## begin DATA IN THIS EXERCISE

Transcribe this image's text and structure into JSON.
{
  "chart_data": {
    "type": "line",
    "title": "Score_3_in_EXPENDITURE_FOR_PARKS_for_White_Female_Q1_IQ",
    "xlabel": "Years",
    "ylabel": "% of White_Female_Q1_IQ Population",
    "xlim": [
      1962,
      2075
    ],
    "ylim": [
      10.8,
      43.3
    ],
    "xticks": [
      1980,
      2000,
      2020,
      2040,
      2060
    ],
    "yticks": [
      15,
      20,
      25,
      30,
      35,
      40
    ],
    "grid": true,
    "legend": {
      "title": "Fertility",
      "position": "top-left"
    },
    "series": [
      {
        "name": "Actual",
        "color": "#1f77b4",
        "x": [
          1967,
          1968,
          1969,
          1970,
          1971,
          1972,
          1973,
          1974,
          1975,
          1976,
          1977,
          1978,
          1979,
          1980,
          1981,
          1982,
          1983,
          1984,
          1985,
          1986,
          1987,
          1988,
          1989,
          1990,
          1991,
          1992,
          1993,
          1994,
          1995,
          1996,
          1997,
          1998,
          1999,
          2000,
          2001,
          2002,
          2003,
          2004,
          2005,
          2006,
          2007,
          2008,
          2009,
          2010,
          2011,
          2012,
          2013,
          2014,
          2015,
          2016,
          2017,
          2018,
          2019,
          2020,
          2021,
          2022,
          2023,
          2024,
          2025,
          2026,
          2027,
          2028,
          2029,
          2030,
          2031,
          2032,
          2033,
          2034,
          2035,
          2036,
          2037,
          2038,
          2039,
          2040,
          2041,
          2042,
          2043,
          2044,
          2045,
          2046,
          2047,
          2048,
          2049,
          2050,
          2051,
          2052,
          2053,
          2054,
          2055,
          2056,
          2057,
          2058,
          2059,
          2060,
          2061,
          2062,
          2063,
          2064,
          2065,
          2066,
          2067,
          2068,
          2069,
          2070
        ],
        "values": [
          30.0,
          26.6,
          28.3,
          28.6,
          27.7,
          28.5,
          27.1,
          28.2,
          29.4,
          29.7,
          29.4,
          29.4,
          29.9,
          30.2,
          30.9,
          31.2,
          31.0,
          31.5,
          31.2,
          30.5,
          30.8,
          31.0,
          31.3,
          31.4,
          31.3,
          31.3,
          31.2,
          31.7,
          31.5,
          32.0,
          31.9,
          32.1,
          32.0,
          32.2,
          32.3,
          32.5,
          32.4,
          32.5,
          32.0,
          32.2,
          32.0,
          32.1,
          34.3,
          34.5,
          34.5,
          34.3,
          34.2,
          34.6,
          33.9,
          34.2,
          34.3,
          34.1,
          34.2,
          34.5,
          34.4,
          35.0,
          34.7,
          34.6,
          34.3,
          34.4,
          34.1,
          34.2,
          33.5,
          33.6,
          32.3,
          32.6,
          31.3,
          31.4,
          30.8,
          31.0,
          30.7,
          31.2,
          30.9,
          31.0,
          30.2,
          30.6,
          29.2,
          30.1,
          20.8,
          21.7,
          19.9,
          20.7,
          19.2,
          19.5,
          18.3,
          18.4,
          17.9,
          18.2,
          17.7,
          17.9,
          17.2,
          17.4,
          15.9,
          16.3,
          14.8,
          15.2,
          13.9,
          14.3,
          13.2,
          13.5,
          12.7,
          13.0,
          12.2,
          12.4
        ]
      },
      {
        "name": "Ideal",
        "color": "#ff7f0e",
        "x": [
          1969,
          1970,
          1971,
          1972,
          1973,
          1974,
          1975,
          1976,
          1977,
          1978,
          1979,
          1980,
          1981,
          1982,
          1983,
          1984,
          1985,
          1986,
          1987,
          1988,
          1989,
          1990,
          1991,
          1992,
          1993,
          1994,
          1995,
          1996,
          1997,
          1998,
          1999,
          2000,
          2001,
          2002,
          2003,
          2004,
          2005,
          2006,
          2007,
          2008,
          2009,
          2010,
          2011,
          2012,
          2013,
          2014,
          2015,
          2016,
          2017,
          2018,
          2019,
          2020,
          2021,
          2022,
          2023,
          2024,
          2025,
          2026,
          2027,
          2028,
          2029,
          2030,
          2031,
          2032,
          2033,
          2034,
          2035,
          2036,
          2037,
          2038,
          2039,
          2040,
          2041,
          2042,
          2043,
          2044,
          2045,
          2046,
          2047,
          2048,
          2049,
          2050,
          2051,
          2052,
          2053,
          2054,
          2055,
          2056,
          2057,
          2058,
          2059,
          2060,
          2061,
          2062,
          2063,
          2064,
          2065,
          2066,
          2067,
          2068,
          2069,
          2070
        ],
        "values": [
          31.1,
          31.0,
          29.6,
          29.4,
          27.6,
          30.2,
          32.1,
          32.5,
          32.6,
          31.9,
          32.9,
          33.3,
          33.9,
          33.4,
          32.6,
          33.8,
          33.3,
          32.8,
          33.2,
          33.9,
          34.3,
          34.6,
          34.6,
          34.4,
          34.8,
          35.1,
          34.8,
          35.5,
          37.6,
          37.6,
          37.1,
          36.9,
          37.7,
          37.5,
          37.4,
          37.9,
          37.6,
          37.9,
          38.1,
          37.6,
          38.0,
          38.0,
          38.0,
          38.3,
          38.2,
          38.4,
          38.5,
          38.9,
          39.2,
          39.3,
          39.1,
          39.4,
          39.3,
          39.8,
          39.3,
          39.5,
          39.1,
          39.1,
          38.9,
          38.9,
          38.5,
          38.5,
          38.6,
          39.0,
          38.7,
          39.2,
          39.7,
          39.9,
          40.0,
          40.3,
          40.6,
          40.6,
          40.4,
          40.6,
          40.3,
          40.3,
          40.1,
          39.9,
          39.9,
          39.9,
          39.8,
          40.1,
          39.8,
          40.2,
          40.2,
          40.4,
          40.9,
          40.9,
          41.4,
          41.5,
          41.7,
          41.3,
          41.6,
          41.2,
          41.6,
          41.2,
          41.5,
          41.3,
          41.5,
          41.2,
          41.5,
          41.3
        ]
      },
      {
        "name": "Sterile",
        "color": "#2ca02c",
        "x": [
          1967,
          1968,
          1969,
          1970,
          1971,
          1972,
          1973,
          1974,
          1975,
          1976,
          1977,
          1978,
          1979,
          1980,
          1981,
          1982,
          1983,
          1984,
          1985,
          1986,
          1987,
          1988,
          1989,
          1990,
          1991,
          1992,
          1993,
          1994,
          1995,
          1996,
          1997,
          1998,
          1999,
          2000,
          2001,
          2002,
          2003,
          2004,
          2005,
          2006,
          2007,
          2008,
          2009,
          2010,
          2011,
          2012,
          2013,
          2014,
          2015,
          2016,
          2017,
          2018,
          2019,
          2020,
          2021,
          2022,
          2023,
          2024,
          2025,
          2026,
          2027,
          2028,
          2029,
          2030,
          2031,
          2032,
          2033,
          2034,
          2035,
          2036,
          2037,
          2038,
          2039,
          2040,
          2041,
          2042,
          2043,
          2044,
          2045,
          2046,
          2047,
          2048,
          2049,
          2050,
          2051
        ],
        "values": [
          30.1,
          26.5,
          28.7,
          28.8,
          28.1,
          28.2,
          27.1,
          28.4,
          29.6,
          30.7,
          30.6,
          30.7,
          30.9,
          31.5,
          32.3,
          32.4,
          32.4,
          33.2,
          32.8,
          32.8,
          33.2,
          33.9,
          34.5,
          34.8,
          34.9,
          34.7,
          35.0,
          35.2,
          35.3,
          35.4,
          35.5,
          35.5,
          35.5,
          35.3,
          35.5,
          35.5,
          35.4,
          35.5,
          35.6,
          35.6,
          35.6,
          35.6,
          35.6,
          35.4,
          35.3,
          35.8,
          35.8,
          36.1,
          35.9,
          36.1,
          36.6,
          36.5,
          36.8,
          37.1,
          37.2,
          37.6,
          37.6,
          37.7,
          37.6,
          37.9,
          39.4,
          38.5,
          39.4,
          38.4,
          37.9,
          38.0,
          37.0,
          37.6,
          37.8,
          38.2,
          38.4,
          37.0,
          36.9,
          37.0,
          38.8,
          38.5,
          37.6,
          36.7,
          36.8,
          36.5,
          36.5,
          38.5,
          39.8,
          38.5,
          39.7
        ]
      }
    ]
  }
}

## end DATA IN THIS EXERCISE

§ WORK TO BE COMPLETED: Look through the entries above; copy every line holding the string "title".

§ RESULT OF THIS EXERCISE:
    "title": "Score_3_in_EXPENDITURE_FOR_PARKS_for_White_Female_Q1_IQ",
      "title": "Fertility",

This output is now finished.